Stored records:
_ _ _

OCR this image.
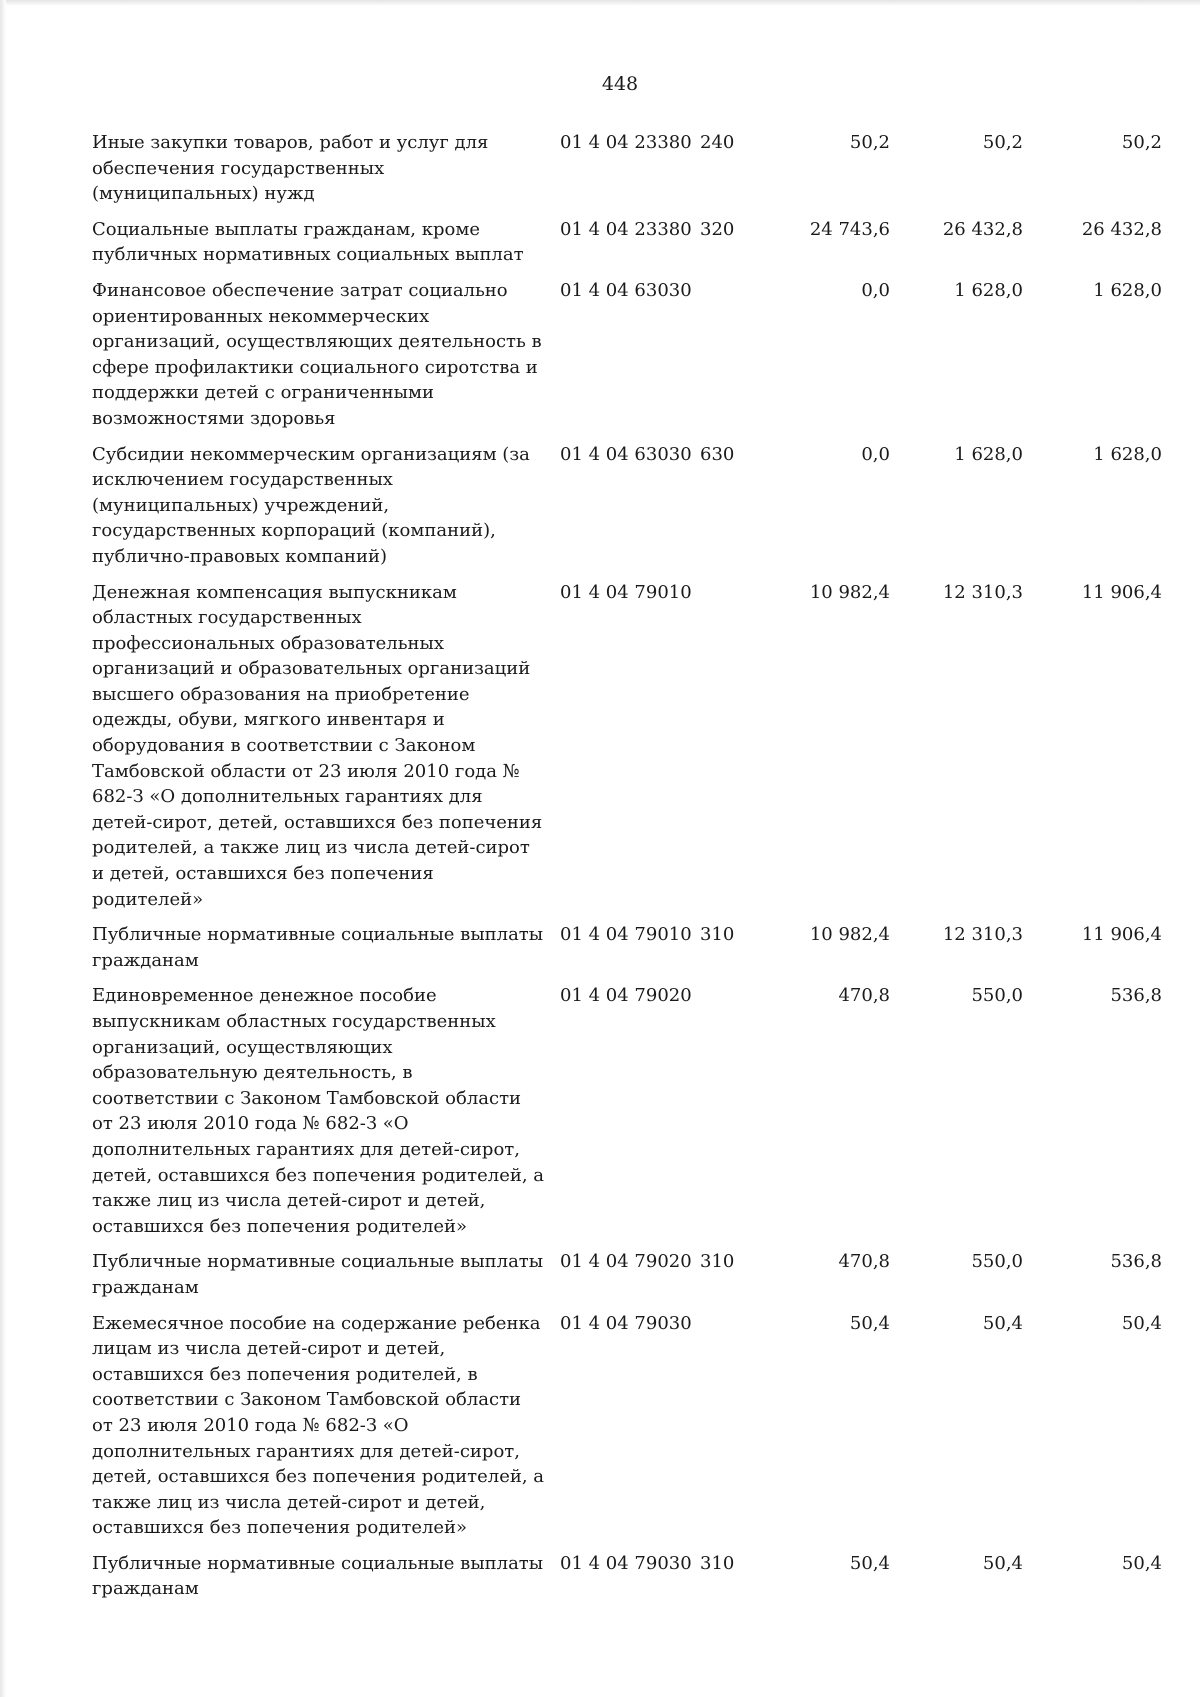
448
Иные закупки товаров, работ и услуг для обеспечения государственных (муниципальных) нужд	01 4 04 23380	240	50,2	50,2	50,2
Социальные выплаты гражданам, кроме публичных нормативных социальных выплат	01 4 04 23380	320	24 743,6	26 432,8	26 432,8
Финансовое обеспечение затрат социально ориентированных некоммерческих организаций, осуществляющих деятельность в сфере профилактики социального сиротства и поддержки детей с ограниченными возможностями здоровья	01 4 04 63030		0,0	1 628,0	1 628,0
Субсидии некоммерческим организациям (за исключением государственных (муниципальных) учреждений, государственных корпораций (компаний), публично-правовых компаний)	01 4 04 63030	630	0,0	1 628,0	1 628,0
Денежная компенсация выпускникам областных государственных профессиональных образовательных организаций и образовательных организаций высшего образования на приобретение одежды, обуви, мягкого инвентаря и оборудования в соответствии с Законом Тамбовской области от 23 июля 2010 года № 682-З «О дополнительных гарантиях для детей-сирот, детей, оставшихся без попечения родителей, а также лиц из числа детей-сирот и детей, оставшихся без попечения родителей»	01 4 04 79010		10 982,4	12 310,3	11 906,4
Публичные нормативные социальные выплаты гражданам	01 4 04 79010	310	10 982,4	12 310,3	11 906,4
Единовременное денежное пособие выпускникам областных государственных организаций, осуществляющих образовательную деятельность, в соответствии с Законом Тамбовской области от 23 июля 2010 года № 682-З «О дополнительных гарантиях для детей-сирот, детей, оставшихся без попечения родителей, а также лиц из числа детей-сирот и детей, оставшихся без попечения родителей»	01 4 04 79020		470,8	550,0	536,8
Публичные нормативные социальные выплаты гражданам	01 4 04 79020	310	470,8	550,0	536,8
Ежемесячное пособие на содержание ребенка лицам из числа детей-сирот и детей, оставшихся без попечения родителей, в соответствии с Законом Тамбовской области от 23 июля 2010 года № 682-З «О дополнительных гарантиях для детей-сирот, детей, оставшихся без попечения родителей, а также лиц из числа детей-сирот и детей, оставшихся без попечения родителей»	01 4 04 79030		50,4	50,4	50,4
Публичные нормативные социальные выплаты гражданам	01 4 04 79030	310	50,4	50,4	50,4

_ _ _

Track down every line of the material containing the string "осуществляющих", and copy it.

Финансовое обеспечение затрат социально ориентированных некоммерческих организаций, осуществляющих деятельность в сфере профилактики социального сиротства и поддержки детей с ограниченными возможностями здоровья	01 4 04 63030		0,0	1 628,0	1 628,0
Единовременное денежное пособие выпускникам областных государственных организаций, осуществляющих образовательную деятельность, в соответствии с Законом Тамбовской области от 23 июля 2010 года № 682-З «О дополнительных гарантиях для детей-сирот, детей, оставшихся без попечения родителей, а также лиц из числа детей-сирот и детей, оставшихся без попечения родителей»	01 4 04 79020		470,8	550,0	536,8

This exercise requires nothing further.